→ **Task to carry out**:
The entries below should be given again exactly, minus their pictures.

→ **Stored data**:
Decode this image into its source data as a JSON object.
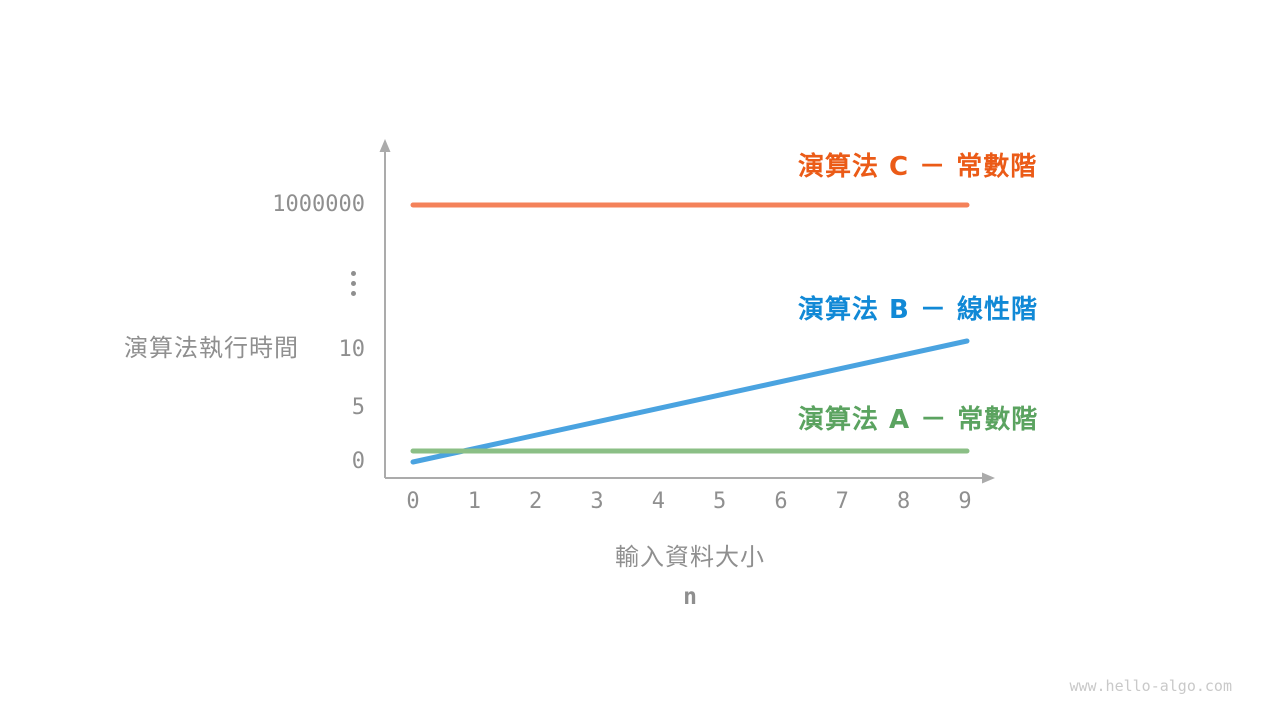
{
  "page": {
    "background": "#FFFFFF",
    "watermark": "www.hello-algo.com",
    "watermark_color": "#C9C9C9"
  },
  "chart_data": {
    "type": "line",
    "title": "",
    "ylabel": "演算法執行時間",
    "xlabel_line1": "輸入資料大小",
    "xlabel_line2": "n",
    "axis_color": "#ABABAB",
    "text_color": "#8F8F8F",
    "grid": false,
    "broken_y_axis": true,
    "x_range": [
      0,
      9
    ],
    "x_ticks": [
      "0",
      "1",
      "2",
      "3",
      "4",
      "5",
      "6",
      "7",
      "8",
      "9"
    ],
    "y_ticks": [
      "1000000",
      "⋮",
      "10",
      "5",
      "0"
    ],
    "series": [
      {
        "id": "C",
        "label": "演算法 C － 常數階",
        "complexity": "constant",
        "value": 1000000,
        "values": [
          1000000,
          1000000,
          1000000,
          1000000,
          1000000,
          1000000,
          1000000,
          1000000,
          1000000,
          1000000
        ],
        "line_color": "#F4825A",
        "label_color": "#EB5B17"
      },
      {
        "id": "B",
        "label": "演算法 B － 線性階",
        "complexity": "linear",
        "values_at_range_ends": [
          0,
          11
        ],
        "line_color": "#4AA3E0",
        "label_color": "#1189D6"
      },
      {
        "id": "A",
        "label": "演算法 A － 常數階",
        "complexity": "constant",
        "value": 1,
        "values": [
          1,
          1,
          1,
          1,
          1,
          1,
          1,
          1,
          1,
          1
        ],
        "line_color": "#8BBF86",
        "label_color": "#5BA360"
      }
    ]
  }
}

→ **Task response**:
Decode this image into its source data as a JSON object.
{
  "page": {
    "background": "#FFFFFF",
    "watermark": "www.hello-algo.com",
    "watermark_color": "#C9C9C9"
  },
  "chart_data": {
    "type": "line",
    "title": "",
    "ylabel": "演算法執行時間",
    "xlabel_line1": "輸入資料大小",
    "xlabel_line2": "n",
    "axis_color": "#ABABAB",
    "text_color": "#8F8F8F",
    "grid": false,
    "broken_y_axis": true,
    "x_range": [
      0,
      9
    ],
    "x_ticks": [
      "0",
      "1",
      "2",
      "3",
      "4",
      "5",
      "6",
      "7",
      "8",
      "9"
    ],
    "y_ticks": [
      "1000000",
      "⋮",
      "10",
      "5",
      "0"
    ],
    "series": [
      {
        "id": "C",
        "label": "演算法 C － 常數階",
        "complexity": "constant",
        "value": 1000000,
        "values": [
          1000000,
          1000000,
          1000000,
          1000000,
          1000000,
          1000000,
          1000000,
          1000000,
          1000000,
          1000000
        ],
        "line_color": "#F4825A",
        "label_color": "#EB5B17"
      },
      {
        "id": "B",
        "label": "演算法 B － 線性階",
        "complexity": "linear",
        "values_at_range_ends": [
          0,
          11
        ],
        "line_color": "#4AA3E0",
        "label_color": "#1189D6"
      },
      {
        "id": "A",
        "label": "演算法 A － 常數階",
        "complexity": "constant",
        "value": 1,
        "values": [
          1,
          1,
          1,
          1,
          1,
          1,
          1,
          1,
          1,
          1
        ],
        "line_color": "#8BBF86",
        "label_color": "#5BA360"
      }
    ]
  }
}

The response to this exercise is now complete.